Objective: Write out all the material exactly. Leave nothing out.
——————
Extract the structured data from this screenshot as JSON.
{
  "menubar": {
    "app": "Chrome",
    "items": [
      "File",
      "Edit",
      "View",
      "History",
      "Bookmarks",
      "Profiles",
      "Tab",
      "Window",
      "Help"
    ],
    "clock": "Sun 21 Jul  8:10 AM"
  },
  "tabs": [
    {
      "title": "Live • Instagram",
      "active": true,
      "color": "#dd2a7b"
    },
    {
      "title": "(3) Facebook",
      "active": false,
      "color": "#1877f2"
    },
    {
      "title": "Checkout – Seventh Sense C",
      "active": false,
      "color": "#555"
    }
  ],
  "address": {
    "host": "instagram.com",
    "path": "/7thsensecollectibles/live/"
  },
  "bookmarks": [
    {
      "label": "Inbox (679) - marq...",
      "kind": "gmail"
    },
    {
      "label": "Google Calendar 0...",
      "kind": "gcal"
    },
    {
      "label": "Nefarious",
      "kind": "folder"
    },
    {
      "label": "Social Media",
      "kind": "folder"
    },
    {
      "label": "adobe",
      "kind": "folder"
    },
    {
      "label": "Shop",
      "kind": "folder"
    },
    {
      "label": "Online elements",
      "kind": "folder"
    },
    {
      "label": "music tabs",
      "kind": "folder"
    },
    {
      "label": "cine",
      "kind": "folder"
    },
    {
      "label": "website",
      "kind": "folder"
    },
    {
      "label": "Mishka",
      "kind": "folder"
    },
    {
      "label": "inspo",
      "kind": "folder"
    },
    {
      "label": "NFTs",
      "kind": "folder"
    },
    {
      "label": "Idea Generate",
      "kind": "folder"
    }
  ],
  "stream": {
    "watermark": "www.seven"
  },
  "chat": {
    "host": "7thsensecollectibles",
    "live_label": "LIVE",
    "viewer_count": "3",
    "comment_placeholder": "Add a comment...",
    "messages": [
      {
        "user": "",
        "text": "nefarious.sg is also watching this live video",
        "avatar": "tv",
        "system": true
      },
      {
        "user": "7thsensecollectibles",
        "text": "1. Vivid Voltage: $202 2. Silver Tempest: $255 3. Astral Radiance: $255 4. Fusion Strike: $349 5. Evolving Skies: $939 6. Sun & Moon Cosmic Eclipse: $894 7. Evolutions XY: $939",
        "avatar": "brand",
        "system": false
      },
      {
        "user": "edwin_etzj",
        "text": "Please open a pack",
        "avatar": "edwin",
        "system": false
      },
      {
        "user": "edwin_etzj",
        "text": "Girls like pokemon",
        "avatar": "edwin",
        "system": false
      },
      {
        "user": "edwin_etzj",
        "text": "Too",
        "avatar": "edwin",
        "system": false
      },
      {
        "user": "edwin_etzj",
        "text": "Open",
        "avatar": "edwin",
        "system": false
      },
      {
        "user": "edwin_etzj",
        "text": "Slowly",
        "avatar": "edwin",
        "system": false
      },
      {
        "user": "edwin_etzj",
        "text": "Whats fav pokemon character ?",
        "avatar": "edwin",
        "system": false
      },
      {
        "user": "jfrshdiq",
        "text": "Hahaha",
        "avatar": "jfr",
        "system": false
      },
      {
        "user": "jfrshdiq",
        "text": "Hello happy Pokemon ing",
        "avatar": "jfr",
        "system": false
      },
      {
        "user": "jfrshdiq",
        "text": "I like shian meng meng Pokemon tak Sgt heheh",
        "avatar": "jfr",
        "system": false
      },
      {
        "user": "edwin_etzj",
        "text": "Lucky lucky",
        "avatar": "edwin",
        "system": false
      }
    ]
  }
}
——————
The output:
Extract the structured data from this screenshot as JSON.
{
  "menubar": {
    "app": "Chrome",
    "items": [
      "File",
      "Edit",
      "View",
      "History",
      "Bookmarks",
      "Profiles",
      "Tab",
      "Window",
      "Help"
    ],
    "clock": "Sun 21 Jul  8:10 AM"
  },
  "tabs": [
    {
      "title": "Live • Instagram",
      "active": true,
      "color": "#dd2a7b"
    },
    {
      "title": "(3) Facebook",
      "active": false,
      "color": "#1877f2"
    },
    {
      "title": "Checkout – Seventh Sense C",
      "active": false,
      "color": "#555"
    }
  ],
  "address": {
    "host": "instagram.com",
    "path": "/7thsensecollectibles/live/"
  },
  "bookmarks": [
    {
      "label": "Inbox (679) - marq...",
      "kind": "gmail"
    },
    {
      "label": "Google Calendar 0...",
      "kind": "gcal"
    },
    {
      "label": "Nefarious",
      "kind": "folder"
    },
    {
      "label": "Social Media",
      "kind": "folder"
    },
    {
      "label": "adobe",
      "kind": "folder"
    },
    {
      "label": "Shop",
      "kind": "folder"
    },
    {
      "label": "Online elements",
      "kind": "folder"
    },
    {
      "label": "music tabs",
      "kind": "folder"
    },
    {
      "label": "cine",
      "kind": "folder"
    },
    {
      "label": "website",
      "kind": "folder"
    },
    {
      "label": "Mishka",
      "kind": "folder"
    },
    {
      "label": "inspo",
      "kind": "folder"
    },
    {
      "label": "NFTs",
      "kind": "folder"
    },
    {
      "label": "Idea Generate",
      "kind": "folder"
    }
  ],
  "stream": {
    "watermark": "www.seven"
  },
  "chat": {
    "host": "7thsensecollectibles",
    "live_label": "LIVE",
    "viewer_count": "3",
    "comment_placeholder": "Add a comment...",
    "messages": [
      {
        "user": "",
        "text": "nefarious.sg is also watching this live video",
        "avatar": "tv",
        "system": true
      },
      {
        "user": "7thsensecollectibles",
        "text": "1. Vivid Voltage: $202 2. Silver Tempest: $255 3. Astral Radiance: $255 4. Fusion Strike: $349 5. Evolving Skies: $939 6. Sun & Moon Cosmic Eclipse: $894 7. Evolutions XY: $939",
        "avatar": "brand",
        "system": false
      },
      {
        "user": "edwin_etzj",
        "text": "Please open a pack",
        "avatar": "edwin",
        "system": false
      },
      {
        "user": "edwin_etzj",
        "text": "Girls like pokemon",
        "avatar": "edwin",
        "system": false
      },
      {
        "user": "edwin_etzj",
        "text": "Too",
        "avatar": "edwin",
        "system": false
      },
      {
        "user": "edwin_etzj",
        "text": "Open",
        "avatar": "edwin",
        "system": false
      },
      {
        "user": "edwin_etzj",
        "text": "Slowly",
        "avatar": "edwin",
        "system": false
      },
      {
        "user": "edwin_etzj",
        "text": "Whats fav pokemon character ?",
        "avatar": "edwin",
        "system": false
      },
      {
        "user": "jfrshdiq",
        "text": "Hahaha",
        "avatar": "jfr",
        "system": false
      },
      {
        "user": "jfrshdiq",
        "text": "Hello happy Pokemon ing",
        "avatar": "jfr",
        "system": false
      },
      {
        "user": "jfrshdiq",
        "text": "I like shian meng meng Pokemon tak Sgt heheh",
        "avatar": "jfr",
        "system": false
      },
      {
        "user": "edwin_etzj",
        "text": "Lucky lucky",
        "avatar": "edwin",
        "system": false
      }
    ]
  }
}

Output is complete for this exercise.